*What to produce*.
Reproduce all of the data below without alteration; exclude every picture.

● ● ●

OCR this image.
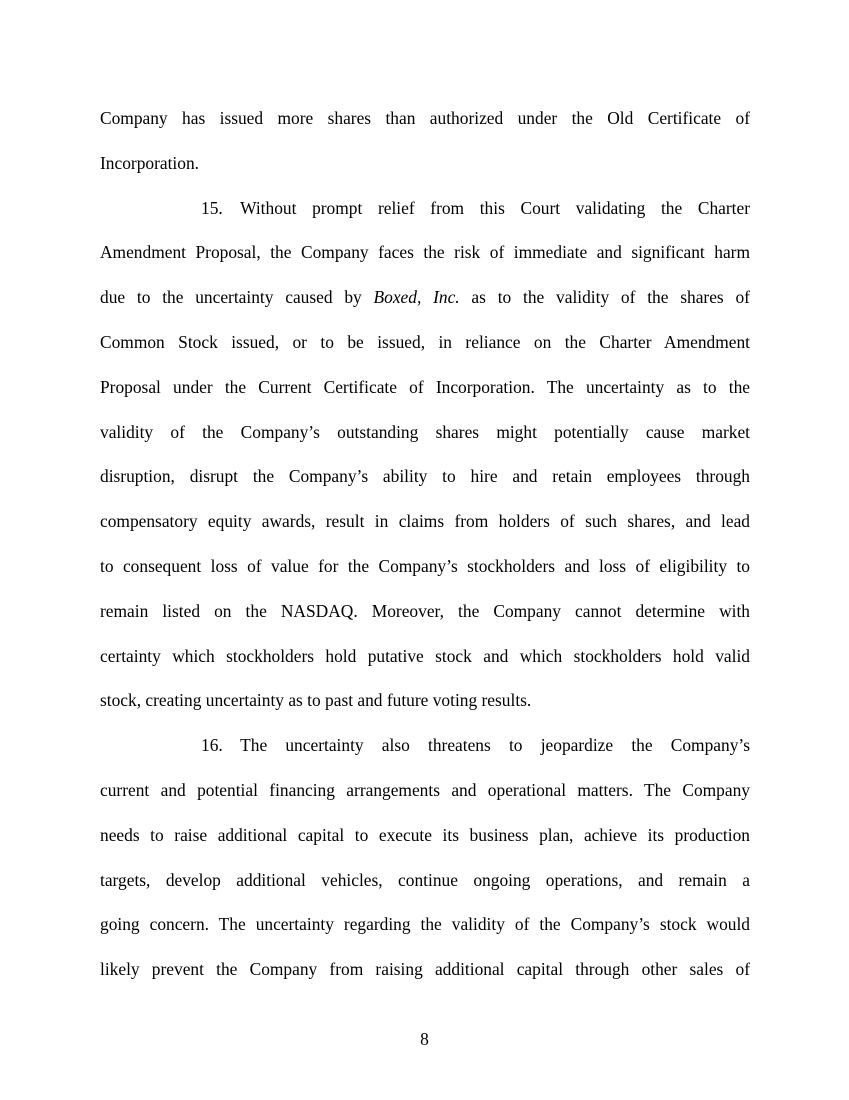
Company has issued more shares than authorized under the Old Certificate of
Incorporation.
15. Without prompt relief from this Court validating the Charter
Amendment Proposal, the Company faces the risk of immediate and significant harm
due to the uncertainty caused by Boxed, Inc. as to the validity of the shares of
Common Stock issued, or to be issued, in reliance on the Charter Amendment
Proposal under the Current Certificate of Incorporation. The uncertainty as to the
validity of the Company’s outstanding shares might potentially cause market
disruption, disrupt the Company’s ability to hire and retain employees through
compensatory equity awards, result in claims from holders of such shares, and lead
to consequent loss of value for the Company’s stockholders and loss of eligibility to
remain listed on the NASDAQ. Moreover, the Company cannot determine with
certainty which stockholders hold putative stock and which stockholders hold valid
stock, creating uncertainty as to past and future voting results.
16. The uncertainty also threatens to jeopardize the Company’s
current and potential financing arrangements and operational matters. The Company
needs to raise additional capital to execute its business plan, achieve its production
targets, develop additional vehicles, continue ongoing operations, and remain a
going concern. The uncertainty regarding the validity of the Company’s stock would
likely prevent the Company from raising additional capital through other sales of
8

● ● ●

*Exercise response*.
OCR this image.
Company has issued more shares than authorized under the Old Certificate of
Incorporation.
15. Without prompt relief from this Court validating the Charter
Amendment Proposal, the Company faces the risk of immediate and significant harm
due to the uncertainty caused by Boxed, Inc. as to the validity of the shares of
Common Stock issued, or to be issued, in reliance on the Charter Amendment
Proposal under the Current Certificate of Incorporation. The uncertainty as to the
validity of the Company’s outstanding shares might potentially cause market
disruption, disrupt the Company’s ability to hire and retain employees through
compensatory equity awards, result in claims from holders of such shares, and lead
to consequent loss of value for the Company’s stockholders and loss of eligibility to
remain listed on the NASDAQ. Moreover, the Company cannot determine with
certainty which stockholders hold putative stock and which stockholders hold valid
stock, creating uncertainty as to past and future voting results.
16. The uncertainty also threatens to jeopardize the Company’s
current and potential financing arrangements and operational matters. The Company
needs to raise additional capital to execute its business plan, achieve its production
targets, develop additional vehicles, continue ongoing operations, and remain a
going concern. The uncertainty regarding the validity of the Company’s stock would
likely prevent the Company from raising additional capital through other sales of
8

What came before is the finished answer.